### Page element annotations:
━━━━━━━━━━
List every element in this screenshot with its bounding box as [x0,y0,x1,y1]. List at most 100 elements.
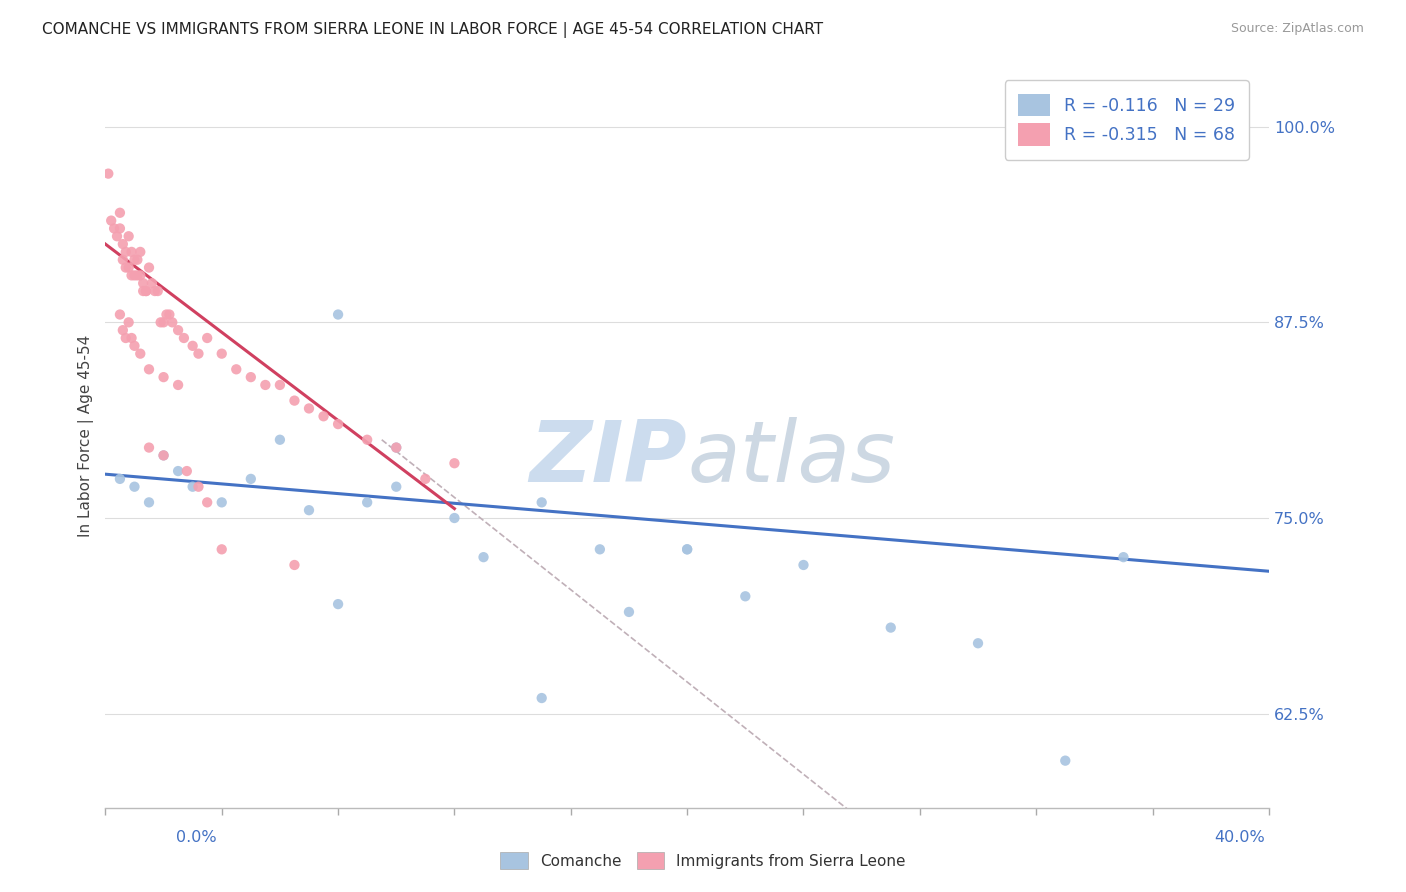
Point [152,315,174,329]
Point [127,268,149,283]
Text: Source: ZipAtlas.com: Source: ZipAtlas.com [1230,22,1364,36]
Point [225,362,247,376]
Point [114,331,136,345]
Point [111,252,134,267]
Point [443,456,465,470]
Y-axis label: In Labor Force | Age 45-54: In Labor Force | Age 45-54 [79,334,94,537]
Point [114,260,136,275]
Point [443,511,465,525]
Point [173,331,195,345]
Point [385,480,408,494]
Point [211,495,233,509]
Point [254,378,277,392]
Point [187,346,209,360]
Point [103,221,125,235]
Legend: Comanche, Immigrants from Sierra Leone: Comanche, Immigrants from Sierra Leone [494,846,912,875]
Point [326,308,349,322]
Point [676,542,699,557]
Point [1054,754,1077,768]
Point [157,308,180,322]
Point [152,449,174,463]
Point [114,244,136,259]
Point [141,277,163,291]
Point [167,464,190,478]
Point [181,339,204,353]
Point [298,401,321,416]
Point [124,339,146,353]
Point [135,284,157,298]
Point [195,495,218,509]
Point [283,393,305,408]
Text: COMANCHE VS IMMIGRANTS FROM SIERRA LEONE IN LABOR FORCE | AGE 45-54 CORRELATION : COMANCHE VS IMMIGRANTS FROM SIERRA LEONE… [42,22,824,38]
Point [149,315,172,329]
Point [385,441,408,455]
Text: atlas: atlas [688,417,896,500]
Point [108,206,131,220]
Point [415,472,437,486]
Point [176,464,198,478]
Point [167,323,190,337]
Point [129,268,152,283]
Point [326,597,349,611]
Point [167,378,190,392]
Point [152,370,174,384]
Point [187,480,209,494]
Point [530,691,553,706]
Point [155,308,177,322]
Point [283,558,305,572]
Point [118,315,141,329]
Point [472,550,495,565]
Point [111,323,134,337]
Point [124,252,146,267]
Point [105,229,128,244]
Point [269,378,291,392]
Point [132,284,155,298]
Point [880,621,903,635]
Point [152,449,174,463]
Point [108,308,131,322]
Point [129,244,152,259]
Point [118,229,141,244]
Point [269,433,291,447]
Point [211,542,233,557]
Point [138,441,160,455]
Point [326,417,349,431]
Point [146,284,169,298]
Point [312,409,335,424]
Point [195,331,218,345]
Point [121,244,143,259]
Point [127,252,149,267]
Legend: R = -0.116   N = 29, R = -0.315   N = 68: R = -0.116 N = 29, R = -0.315 N = 68 [1004,80,1249,160]
Point [356,433,378,447]
Text: 40.0%: 40.0% [1215,830,1265,845]
Point [385,441,408,455]
Point [356,495,378,509]
Point [138,495,160,509]
Point [143,284,166,298]
Point [108,221,131,235]
Point [132,277,155,291]
Point [239,370,262,384]
Point [967,636,990,650]
Point [135,284,157,298]
Point [121,268,143,283]
Point [97,167,120,181]
Text: ZIP: ZIP [530,417,688,500]
Point [530,495,553,509]
Point [129,346,152,360]
Point [121,331,143,345]
Point [124,480,146,494]
Point [298,503,321,517]
Point [111,237,134,252]
Point [138,260,160,275]
Point [211,346,233,360]
Point [734,589,756,603]
Point [138,362,160,376]
Point [1112,550,1135,565]
Point [118,260,141,275]
Point [589,542,612,557]
Point [676,542,699,557]
Point [162,315,184,329]
Point [100,213,122,227]
Point [792,558,814,572]
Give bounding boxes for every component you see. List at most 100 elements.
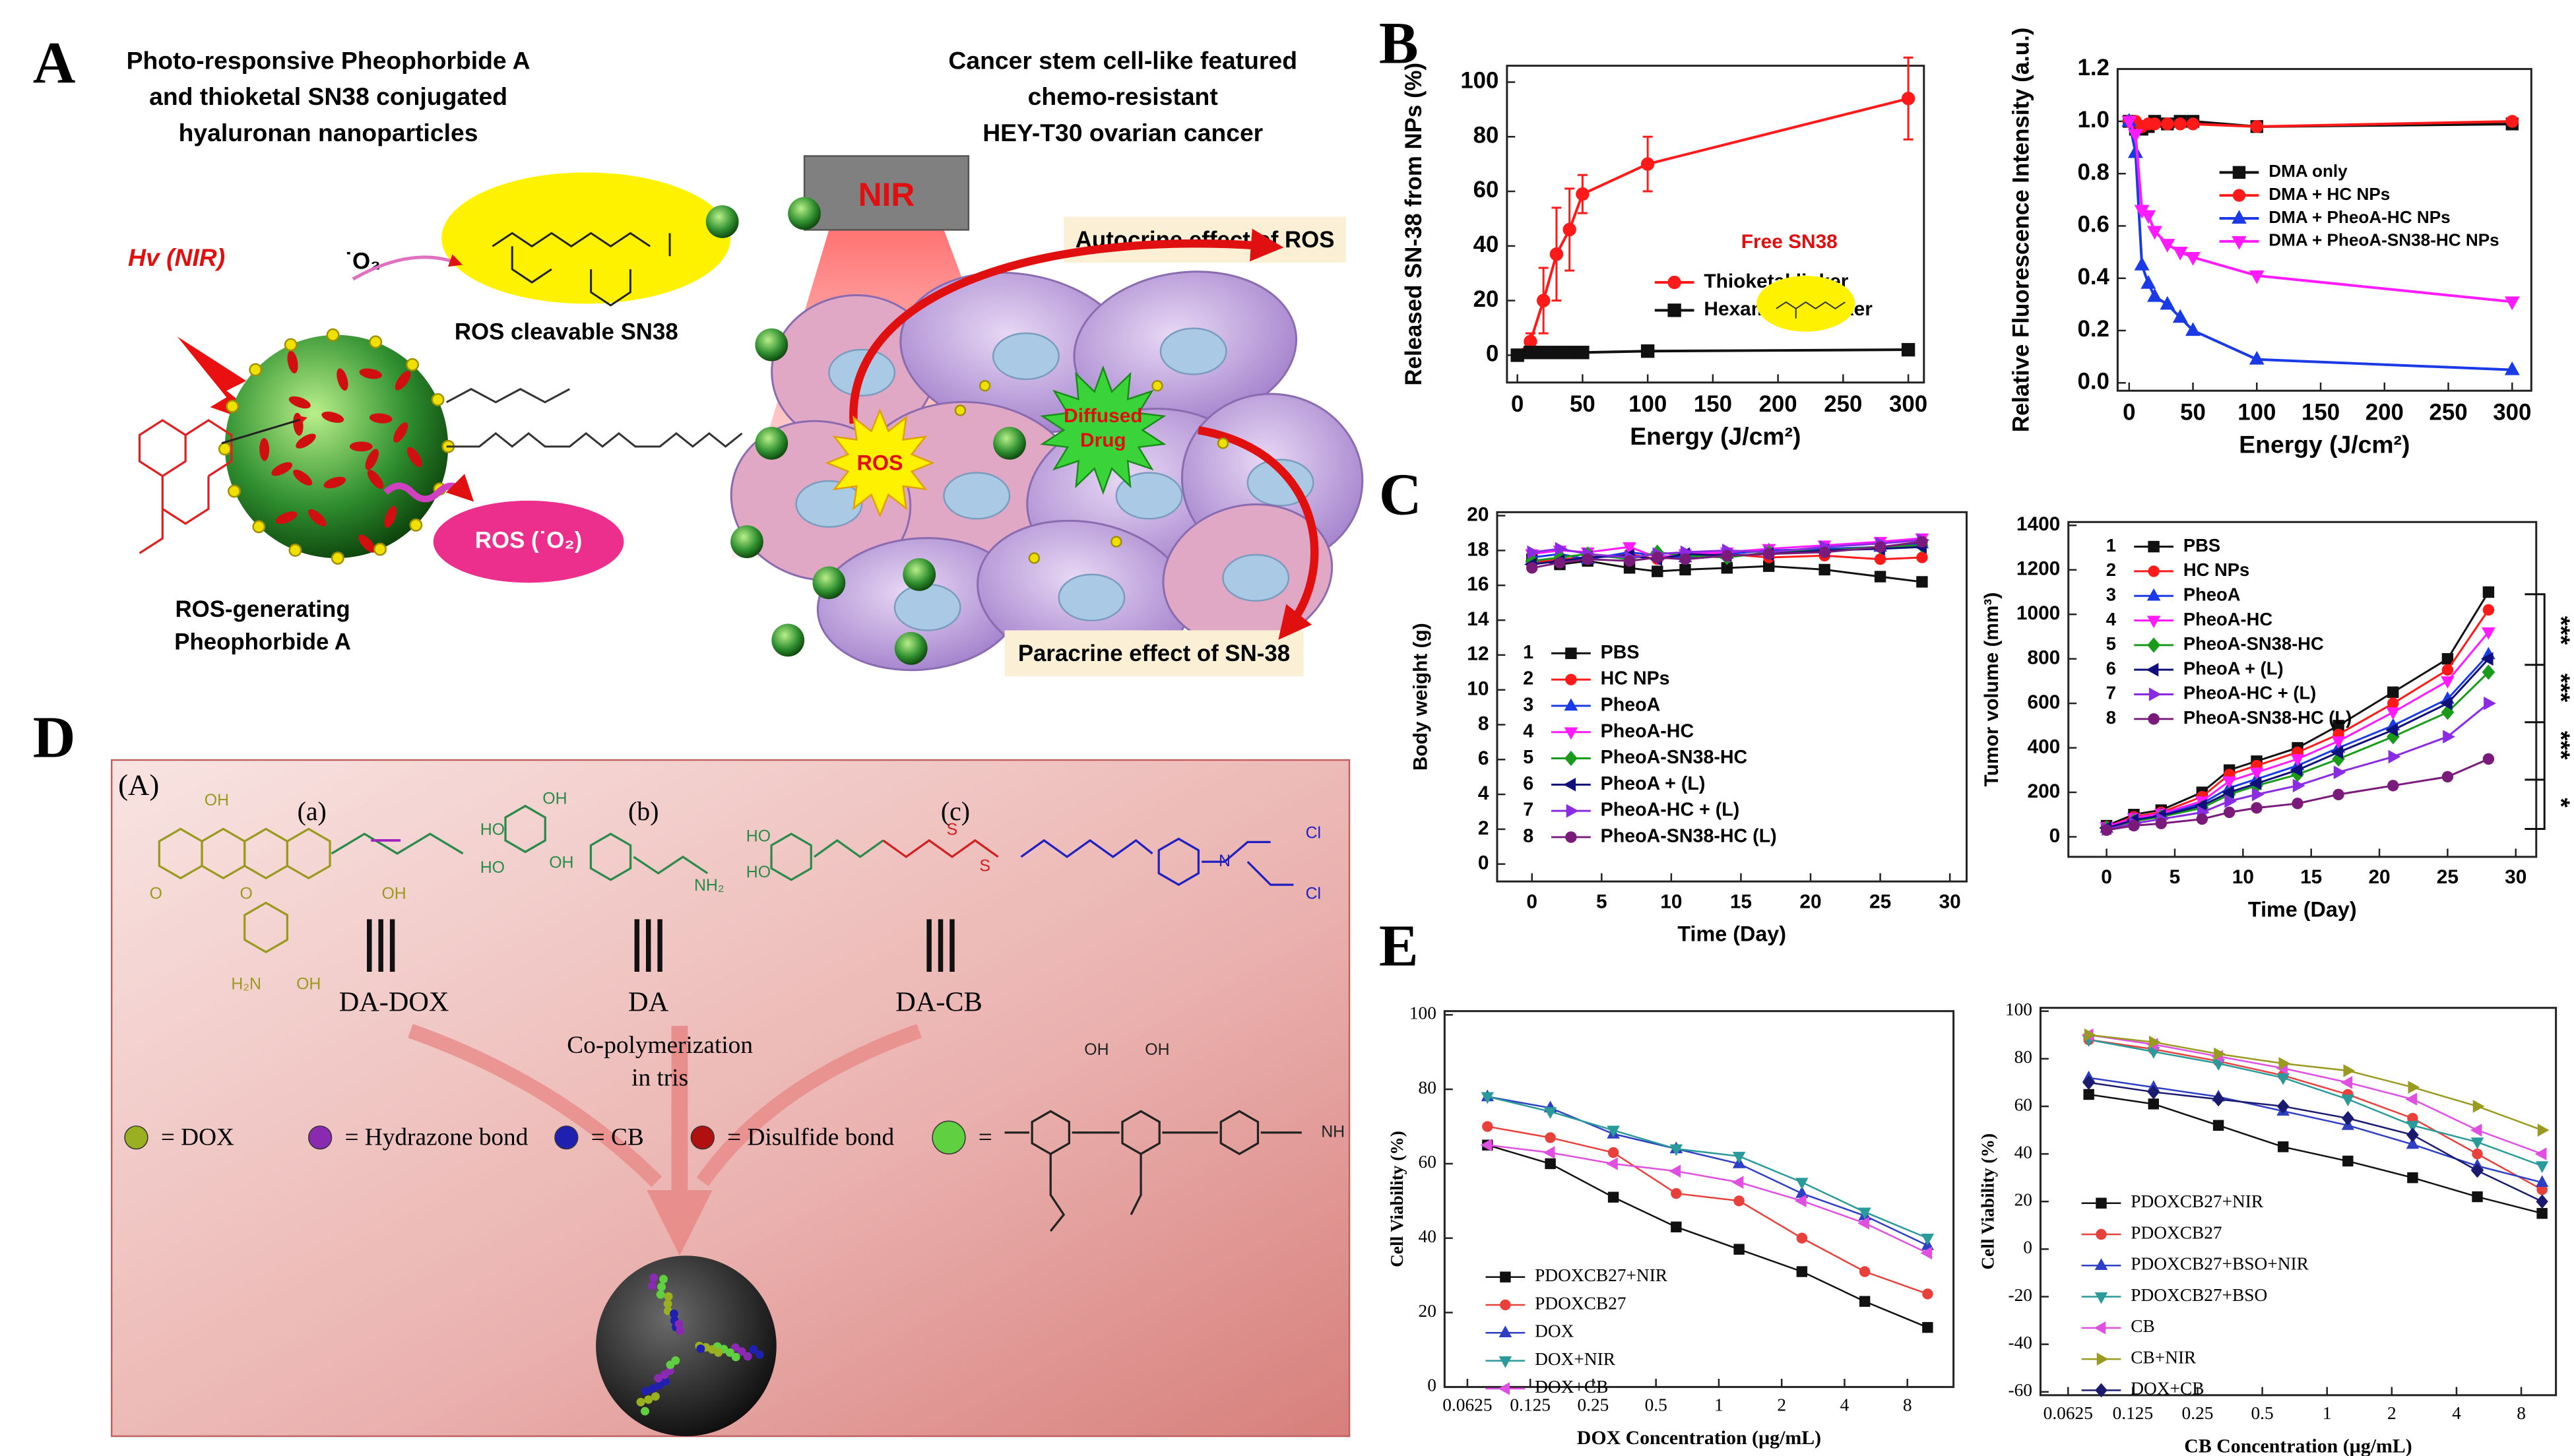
legend-marker [2096,1228,2107,1240]
particle-dot [737,1347,746,1356]
nanoparticle-small [788,197,821,230]
marker [1916,576,1928,588]
atom-label: S [947,821,958,839]
compound-name: DA [628,986,669,1017]
data-line [2088,1034,2543,1131]
atom-label: OH [1084,1040,1109,1059]
marker [2196,813,2208,825]
marker [2185,252,2201,266]
y-tick-label: 20 [2014,1190,2032,1210]
legend-number: 8 [1523,826,1533,847]
plot-frame [1506,65,1925,384]
pheophorbide [365,449,379,470]
legend-marker [1565,647,1577,660]
marker [2223,806,2236,819]
marker [2251,787,2265,802]
marker [2343,1064,2356,1077]
y-tick-label: 0.2 [2078,316,2109,342]
x-tick-label: 30 [2505,866,2526,888]
x-tick-label: 20 [1799,891,1821,912]
y-tick-label: 1000 [2016,602,2060,624]
legend-marker [2147,637,2160,653]
marker [1527,545,1540,559]
legend-label: PheoA [2183,584,2241,604]
x-tick-label: 0 [2123,399,2135,425]
x-axis-title: DOX Concentration (µg/mL) [1577,1427,1821,1449]
legend-ball [690,1125,715,1150]
marker [2333,765,2346,779]
legend-label: PDOXCB27+NIR [1535,1265,1668,1285]
marker [2331,736,2346,749]
x-tick-label: 4 [1840,1395,1850,1415]
marker [2222,785,2234,800]
x-tick-label: 300 [2493,399,2531,425]
sn38-dot [1217,437,1229,449]
nanoparticle-small [894,631,928,665]
marker [2278,1057,2291,1070]
marker [1652,552,1663,563]
data-line [1516,97,1909,356]
marker [1669,1144,1683,1156]
x-tick-label: 0 [2101,866,2112,888]
y-tick-label: 20 [1419,1301,1436,1321]
data-line [2106,631,2490,828]
x-tick-label: 0.0625 [2043,1403,2093,1423]
legend-label: PheoA + (L) [2183,658,2284,678]
marker [1536,346,1551,360]
legend-label: DMA + PheoA-SN38-HC NPs [2268,230,2499,250]
pheophorbide [406,447,422,468]
marker [2147,226,2162,240]
marker [2148,1098,2159,1110]
x-tick-label: 150 [2301,399,2340,425]
marker [1480,1138,1493,1152]
pheophorbide [259,437,270,461]
arrow [408,1023,662,1187]
y-tick-label: 600 [2027,691,2060,713]
compound-name: DA-CB [895,986,982,1017]
y-tick-label: 14 [1467,608,1489,630]
particle-dot [664,1292,673,1301]
x-tick-label: 5 [2170,866,2181,888]
sn38-dot [409,518,423,532]
y-tick-label: 1.0 [2078,107,2109,133]
x-axis-title: Energy (J/cm²) [1630,422,1801,450]
legend-label: PDOXCB27+NIR [2131,1191,2264,1211]
marker [2173,117,2187,131]
particle-dot [649,1273,659,1282]
y-axis-title: Relative Fluorescence Intensity (a.u.) [2008,28,2034,433]
marker [2472,1148,2483,1160]
marker [1920,1246,1933,1260]
marker [1762,548,1775,560]
particle-dot [755,1350,764,1359]
marker [2536,1208,2548,1219]
sn38-dot [228,484,241,498]
marker [1796,1232,1808,1244]
legend-label: = DOX [161,1124,234,1151]
marker [2185,322,2201,336]
marker [2251,802,2263,814]
marker [1623,542,1636,555]
ring [770,833,812,881]
nucleus [893,583,961,631]
label: Pheophorbide A [174,629,351,655]
plot-frame [2067,521,2538,858]
ring [243,901,288,953]
legend-number: 3 [1523,694,1533,715]
marker [1562,346,1576,360]
marker [1858,1207,1871,1220]
data-line [2127,121,2513,303]
x-tick-label: 5 [1596,891,1607,912]
marker [1482,1121,1493,1132]
significance: *** [2548,731,2574,760]
particle-dot [666,1360,675,1370]
marker [2082,1075,2095,1091]
y-tick-label: 1400 [2016,513,2060,535]
legend-marker [2095,1383,2107,1398]
sn38-dot [288,544,302,557]
marker [1607,1147,1619,1158]
marker [2172,247,2188,261]
sn38-dot [249,363,263,377]
ros-wave [383,474,474,503]
particle-dot [674,1319,684,1329]
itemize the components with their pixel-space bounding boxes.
━━━━━━━━━━
Copy every line above word for word, leaving out the pictures.

### Answer to this problem:
List every element in this screenshot with its bounding box as [x0,y0,x1,y1]. List at most 100 elements.
Point [152,315,174,329]
Point [127,268,149,283]
Text: Source: ZipAtlas.com: Source: ZipAtlas.com [1230,22,1364,36]
Point [225,362,247,376]
Point [114,331,136,345]
Point [111,252,134,267]
Point [443,456,465,470]
Y-axis label: In Labor Force | Age 45-54: In Labor Force | Age 45-54 [79,334,94,537]
Point [114,260,136,275]
Point [443,511,465,525]
Point [173,331,195,345]
Point [385,480,408,494]
Point [211,495,233,509]
Point [254,378,277,392]
Point [187,346,209,360]
Point [103,221,125,235]
Legend: Comanche, Immigrants from Sierra Leone: Comanche, Immigrants from Sierra Leone [494,846,912,875]
Point [326,308,349,322]
Point [676,542,699,557]
Point [1054,754,1077,768]
Point [157,308,180,322]
Point [152,449,174,463]
Point [114,244,136,259]
Point [141,277,163,291]
Point [167,464,190,478]
Point [181,339,204,353]
Point [298,401,321,416]
Point [124,339,146,353]
Point [135,284,157,298]
Point [195,495,218,509]
Point [283,393,305,408]
Text: COMANCHE VS IMMIGRANTS FROM SIERRA LEONE IN LABOR FORCE | AGE 45-54 CORRELATION : COMANCHE VS IMMIGRANTS FROM SIERRA LEONE… [42,22,824,38]
Point [149,315,172,329]
Point [385,441,408,455]
Text: atlas: atlas [688,417,896,500]
Point [108,206,131,220]
Point [415,472,437,486]
Point [176,464,198,478]
Point [167,323,190,337]
Point [129,268,152,283]
Point [326,597,349,611]
Point [167,378,190,392]
Point [152,370,174,384]
Point [187,480,209,494]
Point [530,691,553,706]
Point [155,308,177,322]
Point [283,558,305,572]
Point [118,315,141,329]
Point [472,550,495,565]
Point [111,323,134,337]
Point [124,252,146,267]
Point [105,229,128,244]
Point [269,378,291,392]
Point [132,284,155,298]
Point [880,621,903,635]
Point [152,449,174,463]
Point [108,308,131,322]
Point [129,244,152,259]
Point [118,229,141,244]
Point [269,433,291,447]
Point [211,542,233,557]
Point [138,441,160,455]
Point [326,417,349,431]
Point [146,284,169,298]
Point [312,409,335,424]
Point [195,331,218,345]
Point [121,244,143,259]
Point [127,252,149,267]
Legend: R = -0.116   N = 29, R = -0.315   N = 68: R = -0.116 N = 29, R = -0.315 N = 68 [1004,80,1249,160]
Point [356,433,378,447]
Text: 40.0%: 40.0% [1215,830,1265,845]
Point [385,441,408,455]
Point [356,495,378,509]
Point [138,495,160,509]
Point [143,284,166,298]
Point [108,221,131,235]
Point [132,277,155,291]
Point [239,370,262,384]
Point [967,636,990,650]
Point [135,284,157,298]
Point [121,268,143,283]
Point [97,167,120,181]
Text: ZIP: ZIP [530,417,688,500]
Point [530,495,553,509]
Point [129,346,152,360]
Point [121,331,143,345]
Point [124,480,146,494]
Point [298,503,321,517]
Point [111,237,134,252]
Point [138,260,160,275]
Point [211,346,233,360]
Point [734,589,756,603]
Point [138,362,160,376]
Point [1112,550,1135,565]
Point [118,260,141,275]
Point [589,542,612,557]
Point [676,542,699,557]
Point [162,315,184,329]
Point [100,213,122,227]
Point [792,558,814,572]
Give bounding boxes for every component you see. List at most 100 elements.
legend-marker [2096,1228,2107,1240]
particle-dot [737,1347,746,1356]
nanoparticle-small [788,197,821,230]
marker [1916,576,1928,588]
atom-label: S [947,821,958,839]
compound-name: DA [628,986,669,1017]
data-line [2088,1034,2543,1131]
atom-label: OH [1084,1040,1109,1059]
marker [2196,813,2208,825]
marker [2185,252,2201,266]
y-tick-label: 20 [2014,1190,2032,1210]
legend-number: 8 [1523,826,1533,847]
plot-frame [1506,65,1925,384]
pheophorbide [365,449,379,470]
legend-marker [1565,647,1577,660]
marker [2223,806,2236,819]
marker [2251,787,2265,802]
marker [2343,1064,2356,1077]
y-tick-label: 0.2 [2078,316,2109,342]
x-tick-label: 30 [2505,866,2526,888]
x-tick-label: 20 [1799,891,1821,912]
y-tick-label: 1000 [2016,602,2060,624]
legend-marker [2147,637,2160,653]
marker [1527,545,1540,559]
legend-label: PheoA [2183,584,2241,604]
x-tick-label: 0 [2123,399,2135,425]
x-axis-title: DOX Concentration (µg/mL) [1577,1427,1821,1449]
legend-ball [690,1125,715,1150]
marker [2333,765,2346,779]
legend-label: PDOXCB27+NIR [1535,1265,1668,1285]
marker [2331,736,2346,749]
x-tick-label: 4 [1840,1395,1850,1415]
marker [2222,785,2234,800]
x-tick-label: 300 [2493,399,2531,425]
sn38-dot [1217,437,1229,449]
nanoparticle-small [894,631,928,665]
marker [2278,1057,2291,1070]
marker [1652,552,1663,563]
data-line [1516,97,1909,356]
marker [1669,1144,1683,1156]
x-tick-label: 0 [2101,866,2112,888]
y-tick-label: 20 [1419,1301,1436,1321]
data-line [2106,631,2490,828]
x-tick-label: 0.0625 [2043,1403,2093,1423]
legend-label: PheoA + (L) [2183,658,2284,678]
marker [1536,346,1551,360]
legend-label: DMA + PheoA-SN38-HC NPs [2268,230,2499,250]
pheophorbide [406,447,422,468]
marker [2147,226,2162,240]
marker [2148,1098,2159,1110]
x-tick-label: 150 [2301,399,2340,425]
marker [1480,1138,1493,1152]
pheophorbide [259,437,270,461]
arrow [408,1023,662,1187]
y-tick-label: 600 [2027,691,2060,713]
compound-name: DA-CB [895,986,982,1017]
y-tick-label: 14 [1467,608,1489,630]
particle-dot [664,1292,673,1301]
x-tick-label: 5 [2170,866,2181,888]
sn38-dot [409,518,423,532]
y-tick-label: 1.0 [2078,107,2109,133]
x-axis-title: Energy (J/cm²) [1630,422,1801,450]
legend-label: PDOXCB27+NIR [2131,1191,2264,1211]
marker [2173,117,2187,131]
particle-dot [649,1273,659,1282]
y-axis-title: Relative Fluorescence Intensity (a.u.) [2008,28,2034,433]
marker [2472,1148,2483,1160]
marker [1920,1246,1933,1260]
marker [1762,548,1775,560]
particle-dot [755,1350,764,1359]
marker [2536,1208,2548,1219]
sn38-dot [228,484,241,498]
marker [1796,1232,1808,1244]
legend-label: = DOX [161,1124,234,1151]
marker [2185,322,2201,336]
marker [2251,802,2263,814]
marker [1623,542,1636,555]
ring [770,833,812,881]
nucleus [893,583,961,631]
label: Pheophorbide A [174,629,351,655]
plot-frame [2067,521,2538,858]
ring [243,901,288,953]
legend-number: 3 [1523,694,1533,715]
marker [1562,346,1576,360]
marker [1858,1207,1871,1220]
data-line [2127,121,2513,303]
x-tick-label: 5 [1596,891,1607,912]
marker [1482,1121,1493,1132]
significance: *** [2548,731,2574,760]
particle-dot [666,1360,675,1370]
marker [2082,1075,2095,1091]
y-tick-label: 1400 [2016,513,2060,535]
legend-marker [2095,1383,2107,1398]
sn38-dot [288,544,302,557]
marker [1607,1147,1619,1158]
marker [2172,247,2188,261]
sn38-dot [249,363,263,377]
ros-wave [383,474,474,503]
particle-dot [674,1319,684,1329]
itemize the components with their pixel-space bounding boxes.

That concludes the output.